* _Exercise_: Write out all of the entries exactly as given.

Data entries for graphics
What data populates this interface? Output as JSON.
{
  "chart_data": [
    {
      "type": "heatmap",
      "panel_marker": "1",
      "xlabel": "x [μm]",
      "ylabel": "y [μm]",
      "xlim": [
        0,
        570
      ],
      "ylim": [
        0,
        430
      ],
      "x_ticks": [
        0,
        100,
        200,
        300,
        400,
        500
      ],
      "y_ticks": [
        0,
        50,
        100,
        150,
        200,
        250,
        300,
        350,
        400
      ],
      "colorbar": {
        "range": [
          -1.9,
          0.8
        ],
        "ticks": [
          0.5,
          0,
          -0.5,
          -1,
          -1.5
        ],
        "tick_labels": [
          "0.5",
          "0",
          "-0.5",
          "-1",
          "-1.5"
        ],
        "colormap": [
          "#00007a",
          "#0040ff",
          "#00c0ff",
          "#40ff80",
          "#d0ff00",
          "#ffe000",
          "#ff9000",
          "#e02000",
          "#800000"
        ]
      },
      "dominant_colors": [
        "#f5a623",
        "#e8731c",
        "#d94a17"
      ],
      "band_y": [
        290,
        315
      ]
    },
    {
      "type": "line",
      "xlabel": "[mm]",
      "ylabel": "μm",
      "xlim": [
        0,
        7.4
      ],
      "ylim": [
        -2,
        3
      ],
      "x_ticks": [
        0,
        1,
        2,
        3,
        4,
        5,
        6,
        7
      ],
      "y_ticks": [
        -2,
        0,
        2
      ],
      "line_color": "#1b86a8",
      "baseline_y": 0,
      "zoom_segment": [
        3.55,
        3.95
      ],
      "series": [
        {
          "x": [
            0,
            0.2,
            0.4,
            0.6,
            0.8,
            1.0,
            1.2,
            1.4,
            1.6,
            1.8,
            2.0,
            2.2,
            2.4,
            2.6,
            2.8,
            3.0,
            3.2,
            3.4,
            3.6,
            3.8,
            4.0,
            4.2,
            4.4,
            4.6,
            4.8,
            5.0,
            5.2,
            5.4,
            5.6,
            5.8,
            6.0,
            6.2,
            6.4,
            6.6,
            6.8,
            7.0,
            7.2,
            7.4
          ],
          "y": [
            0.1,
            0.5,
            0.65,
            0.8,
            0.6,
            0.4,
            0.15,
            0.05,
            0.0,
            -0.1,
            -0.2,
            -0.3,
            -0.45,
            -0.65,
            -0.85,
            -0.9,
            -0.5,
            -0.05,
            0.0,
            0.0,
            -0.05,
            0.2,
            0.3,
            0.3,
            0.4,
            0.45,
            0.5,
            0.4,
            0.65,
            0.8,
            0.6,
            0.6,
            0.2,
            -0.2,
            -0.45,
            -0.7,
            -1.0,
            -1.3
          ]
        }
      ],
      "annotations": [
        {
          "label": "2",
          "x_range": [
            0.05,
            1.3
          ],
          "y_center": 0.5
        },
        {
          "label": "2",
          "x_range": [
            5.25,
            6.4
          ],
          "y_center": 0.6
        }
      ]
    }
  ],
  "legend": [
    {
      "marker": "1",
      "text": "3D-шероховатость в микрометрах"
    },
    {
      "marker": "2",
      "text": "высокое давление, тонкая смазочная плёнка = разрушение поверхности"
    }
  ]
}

* _Complete response_:
What data populates this interface? Output as JSON.
{
  "chart_data": [
    {
      "type": "heatmap",
      "panel_marker": "1",
      "xlabel": "x [μm]",
      "ylabel": "y [μm]",
      "xlim": [
        0,
        570
      ],
      "ylim": [
        0,
        430
      ],
      "x_ticks": [
        0,
        100,
        200,
        300,
        400,
        500
      ],
      "y_ticks": [
        0,
        50,
        100,
        150,
        200,
        250,
        300,
        350,
        400
      ],
      "colorbar": {
        "range": [
          -1.9,
          0.8
        ],
        "ticks": [
          0.5,
          0,
          -0.5,
          -1,
          -1.5
        ],
        "tick_labels": [
          "0.5",
          "0",
          "-0.5",
          "-1",
          "-1.5"
        ],
        "colormap": [
          "#00007a",
          "#0040ff",
          "#00c0ff",
          "#40ff80",
          "#d0ff00",
          "#ffe000",
          "#ff9000",
          "#e02000",
          "#800000"
        ]
      },
      "dominant_colors": [
        "#f5a623",
        "#e8731c",
        "#d94a17"
      ],
      "band_y": [
        290,
        315
      ]
    },
    {
      "type": "line",
      "xlabel": "[mm]",
      "ylabel": "μm",
      "xlim": [
        0,
        7.4
      ],
      "ylim": [
        -2,
        3
      ],
      "x_ticks": [
        0,
        1,
        2,
        3,
        4,
        5,
        6,
        7
      ],
      "y_ticks": [
        -2,
        0,
        2
      ],
      "line_color": "#1b86a8",
      "baseline_y": 0,
      "zoom_segment": [
        3.55,
        3.95
      ],
      "series": [
        {
          "x": [
            0,
            0.2,
            0.4,
            0.6,
            0.8,
            1.0,
            1.2,
            1.4,
            1.6,
            1.8,
            2.0,
            2.2,
            2.4,
            2.6,
            2.8,
            3.0,
            3.2,
            3.4,
            3.6,
            3.8,
            4.0,
            4.2,
            4.4,
            4.6,
            4.8,
            5.0,
            5.2,
            5.4,
            5.6,
            5.8,
            6.0,
            6.2,
            6.4,
            6.6,
            6.8,
            7.0,
            7.2,
            7.4
          ],
          "y": [
            0.1,
            0.5,
            0.65,
            0.8,
            0.6,
            0.4,
            0.15,
            0.05,
            0.0,
            -0.1,
            -0.2,
            -0.3,
            -0.45,
            -0.65,
            -0.85,
            -0.9,
            -0.5,
            -0.05,
            0.0,
            0.0,
            -0.05,
            0.2,
            0.3,
            0.3,
            0.4,
            0.45,
            0.5,
            0.4,
            0.65,
            0.8,
            0.6,
            0.6,
            0.2,
            -0.2,
            -0.45,
            -0.7,
            -1.0,
            -1.3
          ]
        }
      ],
      "annotations": [
        {
          "label": "2",
          "x_range": [
            0.05,
            1.3
          ],
          "y_center": 0.5
        },
        {
          "label": "2",
          "x_range": [
            5.25,
            6.4
          ],
          "y_center": 0.6
        }
      ]
    }
  ],
  "legend": [
    {
      "marker": "1",
      "text": "3D-шероховатость в микрометрах"
    },
    {
      "marker": "2",
      "text": "высокое давление, тонкая смазочная плёнка = разрушение поверхности"
    }
  ]
}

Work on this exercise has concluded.